### Information given
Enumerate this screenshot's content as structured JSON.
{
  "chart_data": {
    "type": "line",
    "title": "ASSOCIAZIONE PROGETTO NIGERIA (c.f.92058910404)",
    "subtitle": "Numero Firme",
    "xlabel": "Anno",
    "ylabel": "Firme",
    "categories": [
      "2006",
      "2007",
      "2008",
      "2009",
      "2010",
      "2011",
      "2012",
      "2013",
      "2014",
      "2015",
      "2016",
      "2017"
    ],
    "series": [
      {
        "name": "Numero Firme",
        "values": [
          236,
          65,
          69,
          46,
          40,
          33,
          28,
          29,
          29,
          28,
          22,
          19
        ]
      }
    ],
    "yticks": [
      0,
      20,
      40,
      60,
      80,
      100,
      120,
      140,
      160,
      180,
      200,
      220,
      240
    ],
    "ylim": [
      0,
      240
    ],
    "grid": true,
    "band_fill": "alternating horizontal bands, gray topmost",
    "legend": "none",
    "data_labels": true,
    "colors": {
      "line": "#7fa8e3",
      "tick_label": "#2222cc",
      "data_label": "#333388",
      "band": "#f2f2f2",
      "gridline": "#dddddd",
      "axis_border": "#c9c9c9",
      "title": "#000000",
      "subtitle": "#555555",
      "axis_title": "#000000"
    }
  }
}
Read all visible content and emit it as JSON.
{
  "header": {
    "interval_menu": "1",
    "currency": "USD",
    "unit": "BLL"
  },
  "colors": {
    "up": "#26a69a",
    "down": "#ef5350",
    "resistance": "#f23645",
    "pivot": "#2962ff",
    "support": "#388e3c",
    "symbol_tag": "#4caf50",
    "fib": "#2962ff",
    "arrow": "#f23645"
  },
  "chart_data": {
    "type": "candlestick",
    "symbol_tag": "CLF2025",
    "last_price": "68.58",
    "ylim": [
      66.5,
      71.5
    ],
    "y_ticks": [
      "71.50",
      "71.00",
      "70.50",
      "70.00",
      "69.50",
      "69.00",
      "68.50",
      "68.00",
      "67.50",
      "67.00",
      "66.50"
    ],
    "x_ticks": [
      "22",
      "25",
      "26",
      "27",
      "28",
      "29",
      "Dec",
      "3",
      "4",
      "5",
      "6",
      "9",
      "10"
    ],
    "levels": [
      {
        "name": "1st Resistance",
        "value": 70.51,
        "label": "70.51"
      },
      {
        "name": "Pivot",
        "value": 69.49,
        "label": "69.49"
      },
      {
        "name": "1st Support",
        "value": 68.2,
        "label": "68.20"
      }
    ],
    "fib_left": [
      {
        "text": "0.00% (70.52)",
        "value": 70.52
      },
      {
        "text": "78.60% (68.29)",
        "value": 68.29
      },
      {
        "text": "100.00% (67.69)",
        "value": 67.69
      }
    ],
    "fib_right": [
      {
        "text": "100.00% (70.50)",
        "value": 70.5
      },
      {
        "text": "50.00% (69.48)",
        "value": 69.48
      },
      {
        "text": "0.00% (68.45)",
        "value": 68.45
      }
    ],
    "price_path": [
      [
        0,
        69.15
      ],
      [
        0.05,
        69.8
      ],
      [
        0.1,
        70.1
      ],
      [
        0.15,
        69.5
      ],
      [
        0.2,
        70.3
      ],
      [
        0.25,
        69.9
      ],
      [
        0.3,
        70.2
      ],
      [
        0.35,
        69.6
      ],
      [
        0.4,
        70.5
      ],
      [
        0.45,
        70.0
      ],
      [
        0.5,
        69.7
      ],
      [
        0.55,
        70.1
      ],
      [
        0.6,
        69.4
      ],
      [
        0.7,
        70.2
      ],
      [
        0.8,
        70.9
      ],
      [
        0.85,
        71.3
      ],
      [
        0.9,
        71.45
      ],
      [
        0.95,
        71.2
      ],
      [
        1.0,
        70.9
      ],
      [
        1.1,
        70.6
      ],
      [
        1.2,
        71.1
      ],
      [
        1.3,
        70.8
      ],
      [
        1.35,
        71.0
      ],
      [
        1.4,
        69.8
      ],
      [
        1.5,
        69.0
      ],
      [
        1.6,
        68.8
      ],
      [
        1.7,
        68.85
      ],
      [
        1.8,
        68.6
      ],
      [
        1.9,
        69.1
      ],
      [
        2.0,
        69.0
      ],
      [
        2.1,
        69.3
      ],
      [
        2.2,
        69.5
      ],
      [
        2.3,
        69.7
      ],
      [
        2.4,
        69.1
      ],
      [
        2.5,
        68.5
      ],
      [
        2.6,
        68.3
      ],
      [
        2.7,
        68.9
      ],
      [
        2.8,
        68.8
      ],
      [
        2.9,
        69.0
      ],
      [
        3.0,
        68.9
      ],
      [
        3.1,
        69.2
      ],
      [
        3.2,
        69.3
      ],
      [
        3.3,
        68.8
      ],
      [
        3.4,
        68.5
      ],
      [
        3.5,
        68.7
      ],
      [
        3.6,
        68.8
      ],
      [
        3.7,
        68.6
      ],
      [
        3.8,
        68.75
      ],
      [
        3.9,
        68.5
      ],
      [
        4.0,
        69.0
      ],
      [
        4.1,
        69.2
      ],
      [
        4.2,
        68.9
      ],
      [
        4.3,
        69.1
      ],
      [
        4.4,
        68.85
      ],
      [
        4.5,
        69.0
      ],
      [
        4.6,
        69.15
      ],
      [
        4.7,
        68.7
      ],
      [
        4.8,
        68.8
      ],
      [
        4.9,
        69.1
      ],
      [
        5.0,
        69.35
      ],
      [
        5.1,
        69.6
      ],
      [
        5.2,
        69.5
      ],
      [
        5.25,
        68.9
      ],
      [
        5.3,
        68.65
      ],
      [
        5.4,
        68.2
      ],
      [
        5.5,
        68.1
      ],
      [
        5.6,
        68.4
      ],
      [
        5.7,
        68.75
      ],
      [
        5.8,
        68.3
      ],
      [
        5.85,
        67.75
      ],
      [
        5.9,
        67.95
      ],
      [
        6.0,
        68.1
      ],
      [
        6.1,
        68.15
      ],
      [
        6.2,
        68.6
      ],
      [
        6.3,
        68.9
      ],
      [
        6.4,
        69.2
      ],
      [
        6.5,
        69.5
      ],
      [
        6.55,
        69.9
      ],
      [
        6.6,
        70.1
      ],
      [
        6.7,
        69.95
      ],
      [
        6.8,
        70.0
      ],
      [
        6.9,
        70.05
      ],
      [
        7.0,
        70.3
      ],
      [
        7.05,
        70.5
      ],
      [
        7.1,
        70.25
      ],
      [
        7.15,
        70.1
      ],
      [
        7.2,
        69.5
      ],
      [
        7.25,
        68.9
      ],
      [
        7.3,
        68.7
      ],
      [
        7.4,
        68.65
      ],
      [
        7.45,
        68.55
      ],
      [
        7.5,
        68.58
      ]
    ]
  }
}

### Task to carry out
Where does the word "JSON" appear? Return each line that holds it.

### Output for this task
Enumerate this screenshot's content as structured JSON.
Read all visible content and emit it as JSON.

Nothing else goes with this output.